Aim of the exercise: Without including any images, reproduce each entry exactly.

[Records excerpted from a collection]
= = = = =
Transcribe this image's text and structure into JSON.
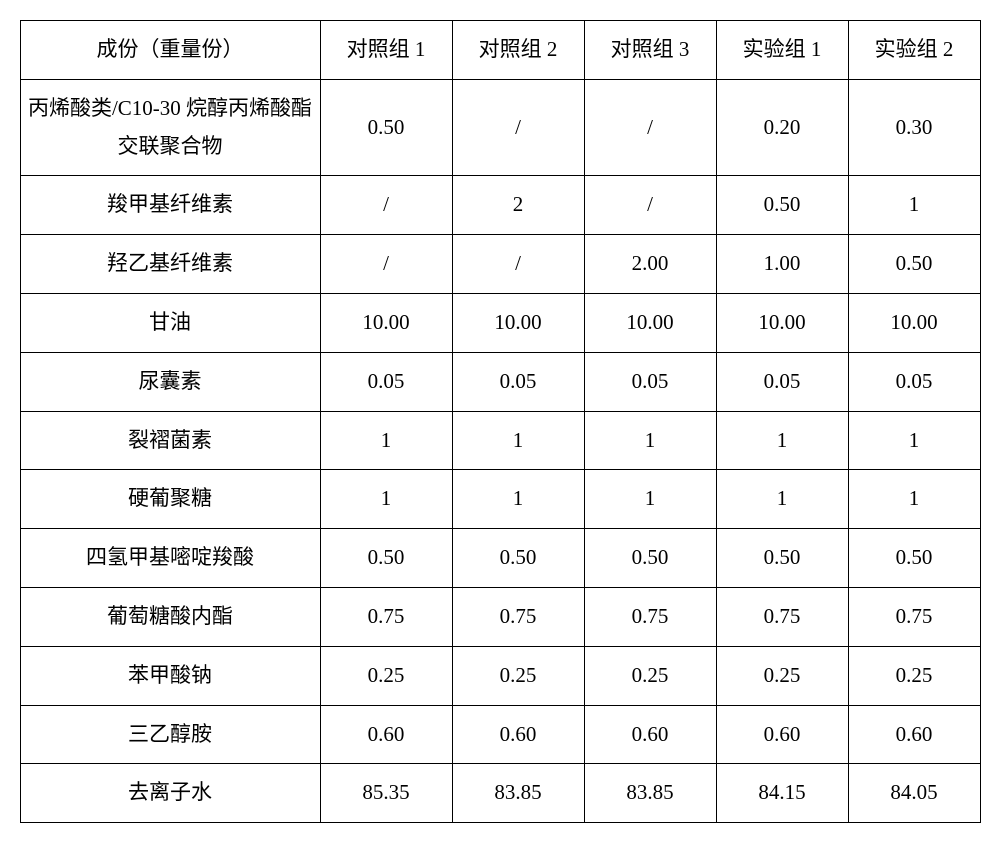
{
  "table": {
    "type": "table",
    "background_color": "#ffffff",
    "border_color": "#000000",
    "text_color": "#000000",
    "font_size": 21,
    "font_family": "SimSun",
    "columns": [
      "成份（重量份）",
      "对照组 1",
      "对照组 2",
      "对照组 3",
      "实验组 1",
      "实验组 2"
    ],
    "rows": [
      [
        "丙烯酸类/C10-30 烷醇丙烯酸酯交联聚合物",
        "0.50",
        "/",
        "/",
        "0.20",
        "0.30"
      ],
      [
        "羧甲基纤维素",
        "/",
        "2",
        "/",
        "0.50",
        "1"
      ],
      [
        "羟乙基纤维素",
        "/",
        "/",
        "2.00",
        "1.00",
        "0.50"
      ],
      [
        "甘油",
        "10.00",
        "10.00",
        "10.00",
        "10.00",
        "10.00"
      ],
      [
        "尿囊素",
        "0.05",
        "0.05",
        "0.05",
        "0.05",
        "0.05"
      ],
      [
        "裂褶菌素",
        "1",
        "1",
        "1",
        "1",
        "1"
      ],
      [
        "硬葡聚糖",
        "1",
        "1",
        "1",
        "1",
        "1"
      ],
      [
        "四氢甲基嘧啶羧酸",
        "0.50",
        "0.50",
        "0.50",
        "0.50",
        "0.50"
      ],
      [
        "葡萄糖酸内酯",
        "0.75",
        "0.75",
        "0.75",
        "0.75",
        "0.75"
      ],
      [
        "苯甲酸钠",
        "0.25",
        "0.25",
        "0.25",
        "0.25",
        "0.25"
      ],
      [
        "三乙醇胺",
        "0.60",
        "0.60",
        "0.60",
        "0.60",
        "0.60"
      ],
      [
        "去离子水",
        "85.35",
        "83.85",
        "83.85",
        "84.15",
        "84.05"
      ]
    ]
  }
}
= = = = =
Response to the task:
Transcribe this image's text and structure into JSON.
{
  "table": {
    "type": "table",
    "background_color": "#ffffff",
    "border_color": "#000000",
    "text_color": "#000000",
    "font_size": 21,
    "font_family": "SimSun",
    "columns": [
      "成份（重量份）",
      "对照组 1",
      "对照组 2",
      "对照组 3",
      "实验组 1",
      "实验组 2"
    ],
    "rows": [
      [
        "丙烯酸类/C10-30 烷醇丙烯酸酯交联聚合物",
        "0.50",
        "/",
        "/",
        "0.20",
        "0.30"
      ],
      [
        "羧甲基纤维素",
        "/",
        "2",
        "/",
        "0.50",
        "1"
      ],
      [
        "羟乙基纤维素",
        "/",
        "/",
        "2.00",
        "1.00",
        "0.50"
      ],
      [
        "甘油",
        "10.00",
        "10.00",
        "10.00",
        "10.00",
        "10.00"
      ],
      [
        "尿囊素",
        "0.05",
        "0.05",
        "0.05",
        "0.05",
        "0.05"
      ],
      [
        "裂褶菌素",
        "1",
        "1",
        "1",
        "1",
        "1"
      ],
      [
        "硬葡聚糖",
        "1",
        "1",
        "1",
        "1",
        "1"
      ],
      [
        "四氢甲基嘧啶羧酸",
        "0.50",
        "0.50",
        "0.50",
        "0.50",
        "0.50"
      ],
      [
        "葡萄糖酸内酯",
        "0.75",
        "0.75",
        "0.75",
        "0.75",
        "0.75"
      ],
      [
        "苯甲酸钠",
        "0.25",
        "0.25",
        "0.25",
        "0.25",
        "0.25"
      ],
      [
        "三乙醇胺",
        "0.60",
        "0.60",
        "0.60",
        "0.60",
        "0.60"
      ],
      [
        "去离子水",
        "85.35",
        "83.85",
        "83.85",
        "84.15",
        "84.05"
      ]
    ]
  }
}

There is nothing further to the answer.